Could you copy every line from the material below in which "title" appears?

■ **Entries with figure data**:
□ □ □ □ □
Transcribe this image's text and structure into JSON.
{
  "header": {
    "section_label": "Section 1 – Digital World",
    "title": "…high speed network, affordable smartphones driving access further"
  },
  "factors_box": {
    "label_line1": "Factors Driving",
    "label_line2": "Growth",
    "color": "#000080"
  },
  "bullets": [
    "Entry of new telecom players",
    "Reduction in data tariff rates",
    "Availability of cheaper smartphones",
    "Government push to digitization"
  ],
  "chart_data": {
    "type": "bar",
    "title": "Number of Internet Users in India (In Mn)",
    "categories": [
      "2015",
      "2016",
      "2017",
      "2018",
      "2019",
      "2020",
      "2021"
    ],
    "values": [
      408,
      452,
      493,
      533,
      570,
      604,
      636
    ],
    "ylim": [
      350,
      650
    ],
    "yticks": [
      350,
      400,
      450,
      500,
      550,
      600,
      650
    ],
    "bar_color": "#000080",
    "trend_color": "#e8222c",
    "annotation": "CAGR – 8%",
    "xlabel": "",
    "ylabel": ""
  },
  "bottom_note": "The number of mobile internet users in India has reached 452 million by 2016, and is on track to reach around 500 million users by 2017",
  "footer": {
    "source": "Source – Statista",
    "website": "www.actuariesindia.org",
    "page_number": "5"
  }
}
□ □ □ □ □
■ **EXERCISE RESPONSE**:
    "title": "…high speed network, affordable smartphones driving access further"
    "title": "Number of Internet Users in India (In Mn)",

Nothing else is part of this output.